Text des Dokuments
Gott liebt uns ohne Wenn und Aber – 2. Fastensonntag A

Zweite Lesung aus dem zweiten Brief an Timotheus, Kapitel 1
Übersetzung: Bibel in gerechter Sprache
8b Nimm für das Evangelium, die Botschaft der Rettung, auch das Schlimme mit auf dich, wozu Gott dir die nötige Kraft gibt.
9 Denn Gott hat uns gerettet
und uns gerufen mit heiligem Ruf,
nicht aufgrund unserer Taten,
sondern aus eigenem Entschluss und freier Zuneigung.
Dieses unverdiente Wohlwollen
hat Gott uns schon vor ewigen Zeiten geschenkt
in dem Christos Jesus,
10 es ist aber jetzt sichtbar geworden,
da unser Retter, der Christos Jesus, erschienen ist.
Er hat den Tod entmachtet
und unvergängliches Leben ans Licht gebracht
durch das Evangelium, die Botschaft der Rettung.

Gesammeltes Material
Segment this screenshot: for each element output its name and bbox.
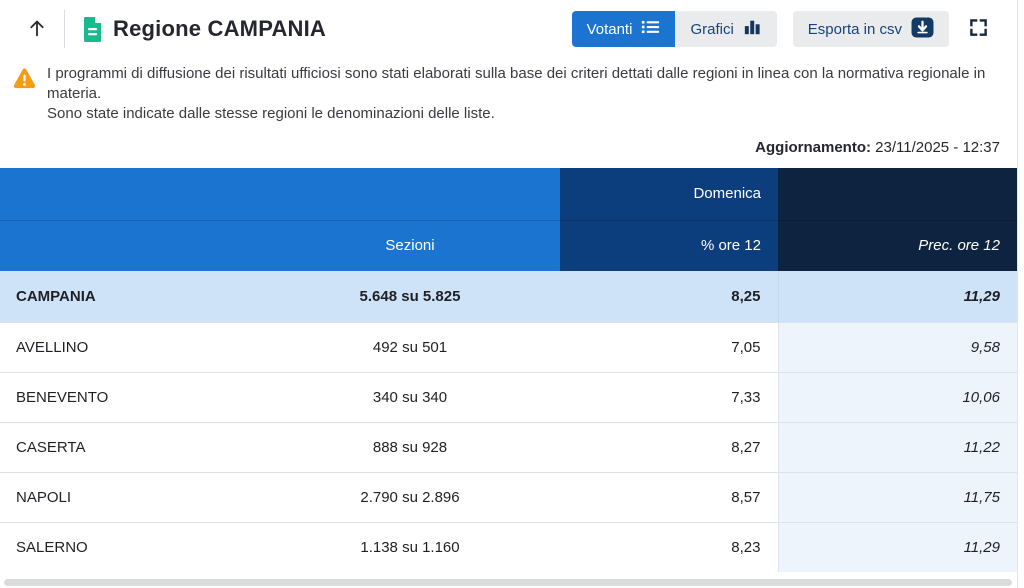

Deine Aufgabe
Führe den Text zum 2. Fastensonntag mit der Lesung aus dem zweiten Timotheusbrief weiter. Beginne direkt nach seinem letzten Satz.

Ergebnis der Aufgabe
Autorin:
Silke WeihingSilke Weihing, Pastoralreferentin in der Seelsorgeeinheit Schwäbisch Gmünd, verheiratet, zwei Kinder

 
Die Predigt:
Gott liebt uns ohne Wenn und Aber
Gottesdienst in der Frauenvollzugsanstalt Gotteszell bei Schwäbisch Gmünd

Lied GL 422, 1-3 Ich steh vor dir mit leeren Händen, Herr

Einführung
Kennen Sie solche Fragen? Und solche Gedanken, die im Lied angesprochen wurden? In dem Text wird angesprochen, wie ein Mensch in seinem Glauben ringt, wie er oder sie nach Gott sucht und sich irgendwie nach ihm sehnt. Spüren Sie Gott in Ihrem Leben? Sind Sie auf der Suche nach ihm?

Ist Ihnen Ihr Glaube wichtig?
Gehören Sie einer Religion oder Glaubensgemeinschaft an?
Was daran ist Ihnen wichtig?
Was ist für Sie das Herzstück Ihres Glaubens?
Ich lade Sie ein, sich dazu einmal Gedanken zu machen.
Und wenn Sie keiner Religion angehören bzw. vielleicht schon, aber wenn Sie eher sagen, dass Sie nicht an Gott glauben, dann möchte ich an Sie die Fragen richten:
Was gibt Ihnen Kraft?
Woran können Sie sich festhalten?

Nehmen wir uns ein paar Augenblicke der Stille Zeit und denken wir über diese Fragen nach. Die Orgel wird uns mit ein paar leisen Tönen dabei begleiten.

Musik + Stille

Um das Herzstück meiner Religion geht es in der heutigen Schriftstelle aus der Bibel. Und davon will ich Ihnen erzählen und meine Gedanken mit Ihnen teilen:
Vor genau 500 Jahren ereignete sich für uns Christen etwas Großartiges und zugleich Schlimmes: Martin Luther hat das Herzstück unserer christlichen Religion wieder ausgegraben und leider hat das zu Spaltung und sogar Krieg geführt.
Was war da passiert?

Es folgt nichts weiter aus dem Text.